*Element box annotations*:
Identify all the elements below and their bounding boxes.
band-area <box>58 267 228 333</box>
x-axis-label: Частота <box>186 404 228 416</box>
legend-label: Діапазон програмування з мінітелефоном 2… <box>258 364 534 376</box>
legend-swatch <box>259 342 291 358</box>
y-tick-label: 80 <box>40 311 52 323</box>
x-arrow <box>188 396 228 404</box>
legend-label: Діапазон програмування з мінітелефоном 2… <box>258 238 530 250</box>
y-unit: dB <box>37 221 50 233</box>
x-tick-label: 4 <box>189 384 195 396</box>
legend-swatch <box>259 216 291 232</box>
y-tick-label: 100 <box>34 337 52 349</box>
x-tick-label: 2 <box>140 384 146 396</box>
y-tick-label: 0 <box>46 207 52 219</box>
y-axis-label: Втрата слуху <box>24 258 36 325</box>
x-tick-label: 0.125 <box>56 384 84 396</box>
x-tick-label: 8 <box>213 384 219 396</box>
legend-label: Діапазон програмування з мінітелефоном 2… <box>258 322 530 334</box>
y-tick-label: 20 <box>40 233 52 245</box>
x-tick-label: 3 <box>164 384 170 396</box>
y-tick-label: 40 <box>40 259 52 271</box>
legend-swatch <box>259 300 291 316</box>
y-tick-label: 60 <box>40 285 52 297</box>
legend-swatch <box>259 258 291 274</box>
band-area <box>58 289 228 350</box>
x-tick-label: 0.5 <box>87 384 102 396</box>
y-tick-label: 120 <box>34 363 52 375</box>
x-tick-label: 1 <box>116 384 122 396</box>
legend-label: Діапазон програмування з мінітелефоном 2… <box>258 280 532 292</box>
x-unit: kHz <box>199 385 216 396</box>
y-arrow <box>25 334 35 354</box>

*What is needed*: Please retype every line of the records above without any changes.

*Result below*:
Identify all the elements below and their bounding boxes.
band-area <box>58 267 228 333</box>
x-axis-label: Частота <box>186 404 228 416</box>
legend-label: Діапазон програмування з мінітелефоном 2… <box>258 364 534 376</box>
legend-swatch <box>259 342 291 358</box>
y-tick-label: 80 <box>40 311 52 323</box>
x-arrow <box>188 396 228 404</box>
legend-label: Діапазон програмування з мінітелефоном 2… <box>258 238 530 250</box>
y-unit: dB <box>37 221 50 233</box>
x-tick-label: 4 <box>189 384 195 396</box>
legend-swatch <box>259 216 291 232</box>
y-tick-label: 100 <box>34 337 52 349</box>
x-tick-label: 2 <box>140 384 146 396</box>
y-tick-label: 0 <box>46 207 52 219</box>
y-axis-label: Втрата слуху <box>24 258 36 325</box>
x-tick-label: 0.125 <box>56 384 84 396</box>
x-tick-label: 8 <box>213 384 219 396</box>
legend-label: Діапазон програмування з мінітелефоном 2… <box>258 322 530 334</box>
y-tick-label: 20 <box>40 233 52 245</box>
x-tick-label: 3 <box>164 384 170 396</box>
y-tick-label: 40 <box>40 259 52 271</box>
legend-swatch <box>259 300 291 316</box>
y-tick-label: 60 <box>40 285 52 297</box>
legend-swatch <box>259 258 291 274</box>
band-area <box>58 289 228 350</box>
x-tick-label: 0.5 <box>87 384 102 396</box>
y-tick-label: 120 <box>34 363 52 375</box>
x-tick-label: 1 <box>116 384 122 396</box>
legend-label: Діапазон програмування з мінітелефоном 2… <box>258 280 532 292</box>
x-unit: kHz <box>199 385 216 396</box>
y-arrow <box>25 334 35 354</box>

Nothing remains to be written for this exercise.